**WHAT THE TASK REQUIRES**
Collect all lines from the records below that include the word "промерзший".

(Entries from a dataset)
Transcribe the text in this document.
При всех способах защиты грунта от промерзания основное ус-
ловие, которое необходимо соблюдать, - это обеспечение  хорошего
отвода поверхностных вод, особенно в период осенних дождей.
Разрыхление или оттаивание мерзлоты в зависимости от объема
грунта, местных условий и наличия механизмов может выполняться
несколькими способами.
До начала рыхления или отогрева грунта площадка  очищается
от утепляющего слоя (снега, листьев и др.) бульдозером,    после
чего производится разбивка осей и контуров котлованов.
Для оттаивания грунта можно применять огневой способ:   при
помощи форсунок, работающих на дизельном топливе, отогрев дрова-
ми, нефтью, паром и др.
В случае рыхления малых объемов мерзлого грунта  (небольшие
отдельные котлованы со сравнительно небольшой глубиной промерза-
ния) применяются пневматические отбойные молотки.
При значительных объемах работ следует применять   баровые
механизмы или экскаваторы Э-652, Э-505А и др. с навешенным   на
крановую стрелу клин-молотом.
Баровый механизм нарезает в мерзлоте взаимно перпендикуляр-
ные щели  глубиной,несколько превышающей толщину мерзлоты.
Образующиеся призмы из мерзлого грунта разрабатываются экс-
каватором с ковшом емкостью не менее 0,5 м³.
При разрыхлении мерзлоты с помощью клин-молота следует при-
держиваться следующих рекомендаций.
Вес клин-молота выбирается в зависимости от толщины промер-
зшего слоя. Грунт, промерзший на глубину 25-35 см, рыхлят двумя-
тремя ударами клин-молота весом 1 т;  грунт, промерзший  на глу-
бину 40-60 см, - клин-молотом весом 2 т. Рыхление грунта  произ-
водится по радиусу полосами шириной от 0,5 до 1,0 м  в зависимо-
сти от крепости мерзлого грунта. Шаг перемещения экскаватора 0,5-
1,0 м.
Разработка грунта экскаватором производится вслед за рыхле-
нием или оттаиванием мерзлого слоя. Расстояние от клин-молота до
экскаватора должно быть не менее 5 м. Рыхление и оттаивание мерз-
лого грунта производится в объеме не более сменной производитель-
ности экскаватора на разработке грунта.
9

**SOLUTION TO THE PROBLEM**
зшего слоя. Грунт, промерзший на глубину 25-35 см, рыхлят двумя-
тремя ударами клин-молота весом 1 т;  грунт, промерзший  на глу-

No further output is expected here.